Each entry below should be written out exactly as it is, with no pictures.

[Stored data]
## Begin
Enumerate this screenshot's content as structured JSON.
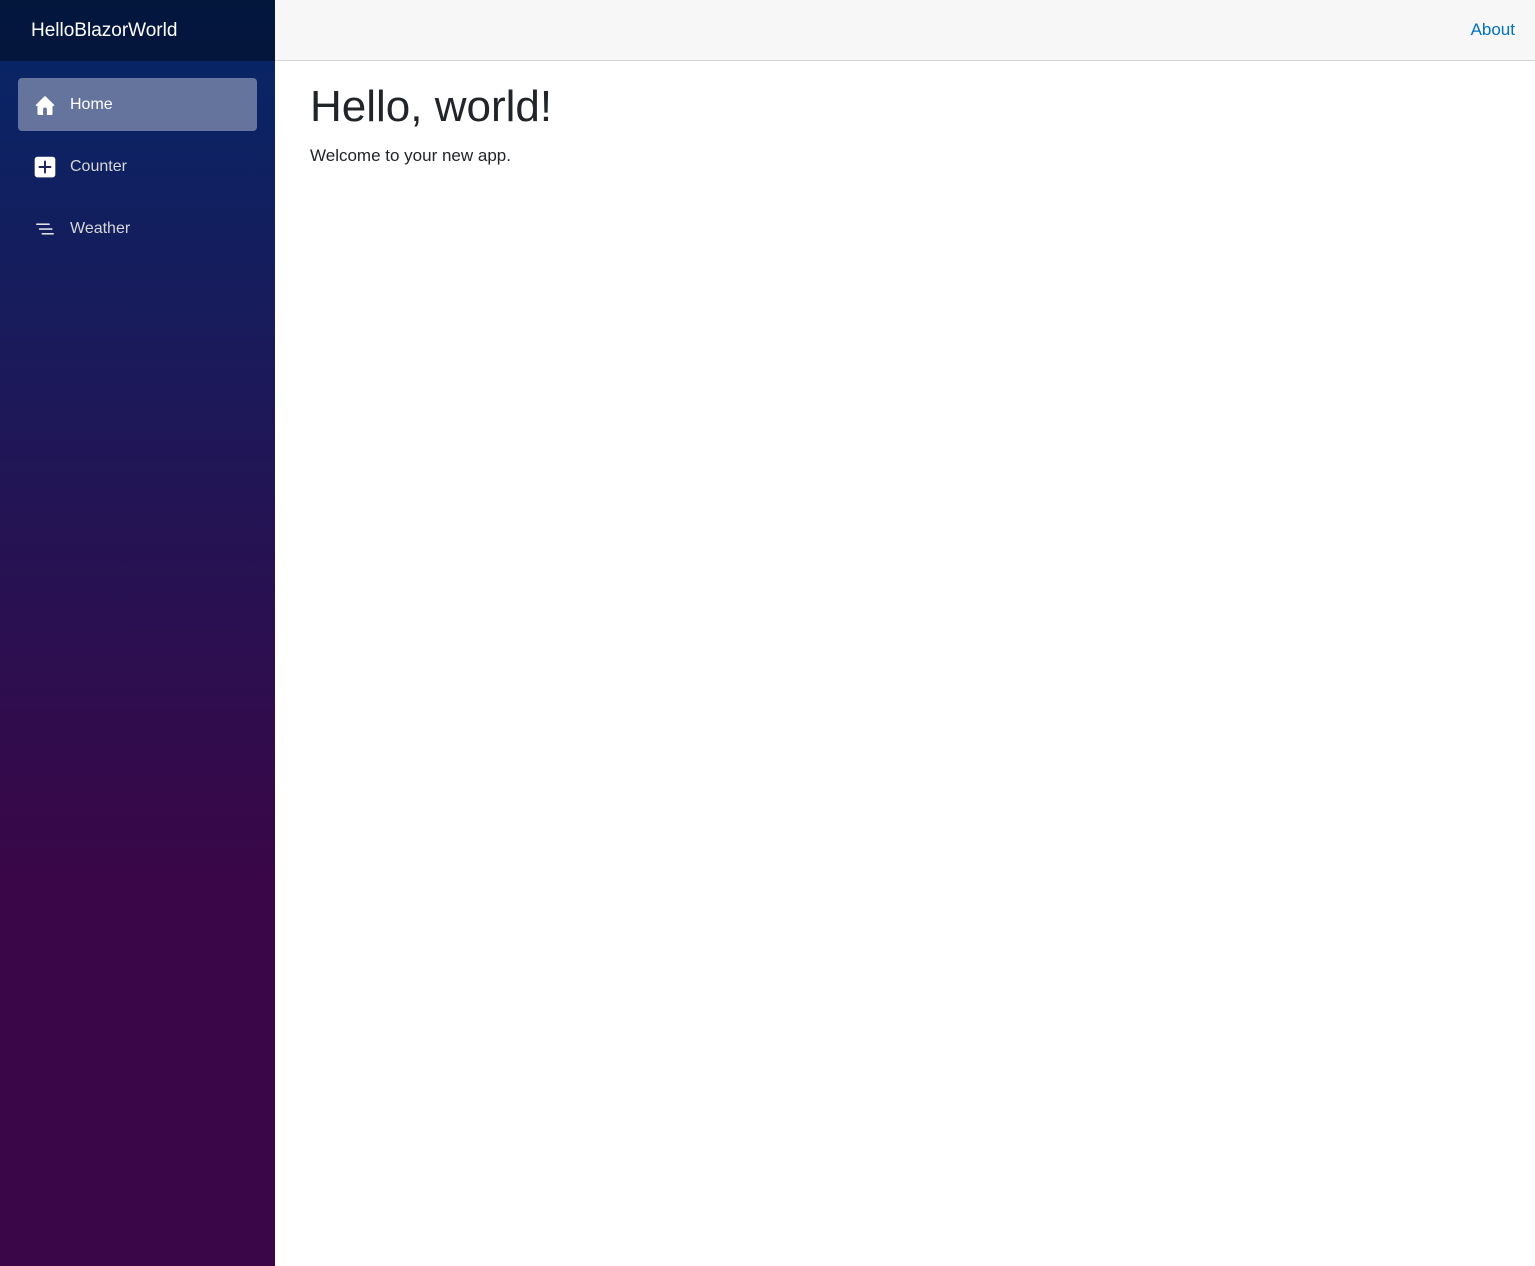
{
  "app": {
    "brand": "HelloBlazorWorld"
  },
  "sidebar": {
    "items": [
      {
        "label": "Home",
        "icon": "home-icon",
        "active": true
      },
      {
        "label": "Counter",
        "icon": "plus-square-icon",
        "active": false
      },
      {
        "label": "Weather",
        "icon": "list-nested-icon",
        "active": false
      }
    ]
  },
  "header": {
    "about_label": "About"
  },
  "main": {
    "title": "Hello, world!",
    "subtitle": "Welcome to your new app."
  },
  "colors": {
    "sidebar_top": "#052767",
    "sidebar_bottom": "#3a0647",
    "link": "#0071c1",
    "top_row_bg": "#f7f7f7"
  }
}
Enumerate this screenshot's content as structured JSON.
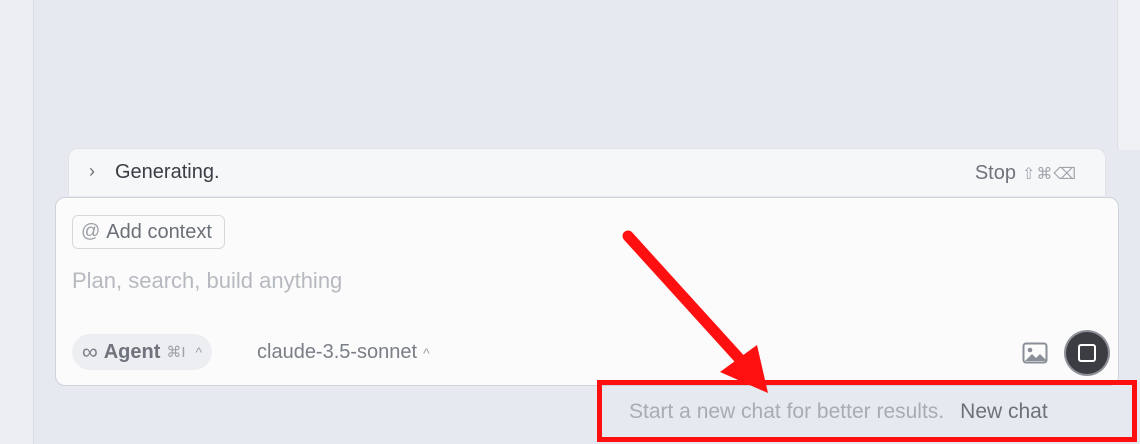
{
  "generating": {
    "label": "Generating.",
    "stop_label": "Stop",
    "stop_shortcut": "⇧⌘⌫"
  },
  "composer": {
    "context_label": "Add context",
    "prompt_placeholder": "Plan, search, build anything",
    "mode_label": "Agent",
    "mode_shortcut": "⌘I",
    "model_label": "claude-3.5-sonnet"
  },
  "hint": {
    "text": "Start a new chat for better results.",
    "new_chat_label": "New chat"
  },
  "icons": [
    "chevron-right-icon",
    "at-icon",
    "infinity-icon",
    "caret-up-icon",
    "image-icon",
    "stop-icon"
  ],
  "colors": {
    "background": "#e6e9f0",
    "annotation_red": "#ff1010",
    "stop_button": "#3b3d42"
  }
}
## End
→ Written solution
Enumerate this screenshot's content as structured JSON.
{
  "app": {
    "brand": "HelloBlazorWorld"
  },
  "sidebar": {
    "items": [
      {
        "label": "Home",
        "icon": "home-icon",
        "active": true
      },
      {
        "label": "Counter",
        "icon": "plus-square-icon",
        "active": false
      },
      {
        "label": "Weather",
        "icon": "list-nested-icon",
        "active": false
      }
    ]
  },
  "header": {
    "about_label": "About"
  },
  "main": {
    "title": "Hello, world!",
    "subtitle": "Welcome to your new app."
  },
  "colors": {
    "sidebar_top": "#052767",
    "sidebar_bottom": "#3a0647",
    "link": "#0071c1",
    "top_row_bg": "#f7f7f7"
  }
}
Enumerate this screenshot's content as structured JSON.
{
  "generating": {
    "label": "Generating.",
    "stop_label": "Stop",
    "stop_shortcut": "⇧⌘⌫"
  },
  "composer": {
    "context_label": "Add context",
    "prompt_placeholder": "Plan, search, build anything",
    "mode_label": "Agent",
    "mode_shortcut": "⌘I",
    "model_label": "claude-3.5-sonnet"
  },
  "hint": {
    "text": "Start a new chat for better results.",
    "new_chat_label": "New chat"
  },
  "icons": [
    "chevron-right-icon",
    "at-icon",
    "infinity-icon",
    "caret-up-icon",
    "image-icon",
    "stop-icon"
  ],
  "colors": {
    "background": "#e6e9f0",
    "annotation_red": "#ff1010",
    "stop_button": "#3b3d42"
  }
}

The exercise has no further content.